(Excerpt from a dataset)
================

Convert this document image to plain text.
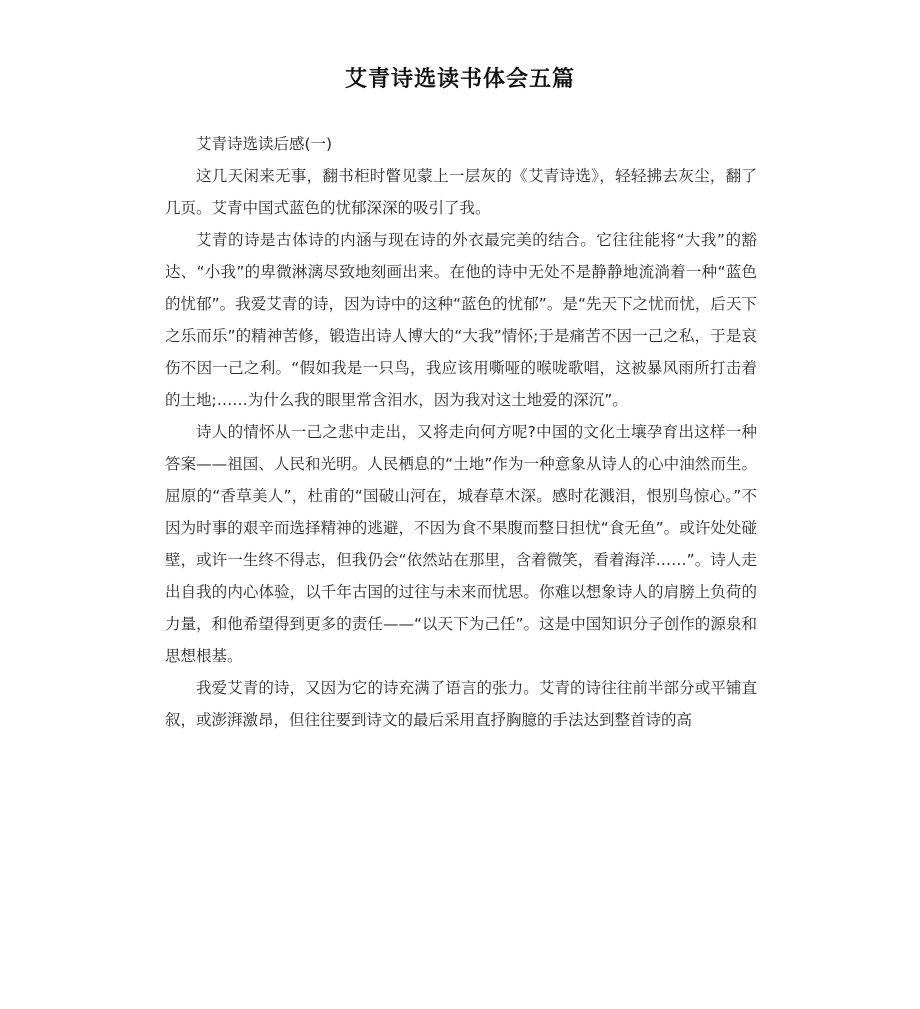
艾青诗选读书体会五篇

艾青诗选读后感(一)

这几天闲来无事，翻书柜时瞥见蒙上一层灰的《艾青诗选》，轻轻拂去灰尘，翻了几页。艾青中国式蓝色的忧郁深深的吸引了我。

艾青的诗是古体诗的内涵与现在诗的外衣最完美的结合。它往往能将“大我”的豁达、“小我”的卑微淋漓尽致地刻画出来。在他的诗中无处不是静静地流淌着一种“蓝色的忧郁”。我爱艾青的诗，因为诗中的这种“蓝色的忧郁”。是“先天下之忧而忧，后天下之乐而乐”的精神苦修，锻造出诗人博大的“大我”情怀;于是痛苦不因一己之私，于是哀伤不因一己之利。“假如我是一只鸟，我应该用嘶哑的喉咙歌唱，这被暴风雨所打击着的土地;……为什么我的眼里常含泪水，因为我对这土地爱的深沉”。

诗人的情怀从一己之悲中走出，又将走向何方呢?中国的文化土壤孕育出这样一种答案——祖国、人民和光明。人民栖息的“土地”作为一种意象从诗人的心中油然而生。屈原的“香草美人”，杜甫的“国破山河在，城春草木深。感时花溅泪，恨别鸟惊心。”不因为时事的艰辛而选择精神的逃避，不因为食不果腹而整日担忧“食无鱼”。或许处处碰壁，或许一生终不得志，但我仍会“依然站在那里，含着微笑，看着海洋……”。诗人走出自我的内心体验，以千年古国的过往与未来而忧思。你难以想象诗人的肩膀上负荷的力量，和他希望得到更多的责任——“以天下为己任”。这是中国知识分子创作的源泉和思想根基。

我爱艾青的诗，又因为它的诗充满了语言的张力。艾青的诗往往前半部分或平铺直叙，或澎湃激昂，但往往要到诗文的最后采用直抒胸臆的手法达到整首诗的高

================

How many lines of these entries contain "我爱艾青的诗"? Answer with the number and nothing else.

REPLY TO THE TASK -> 2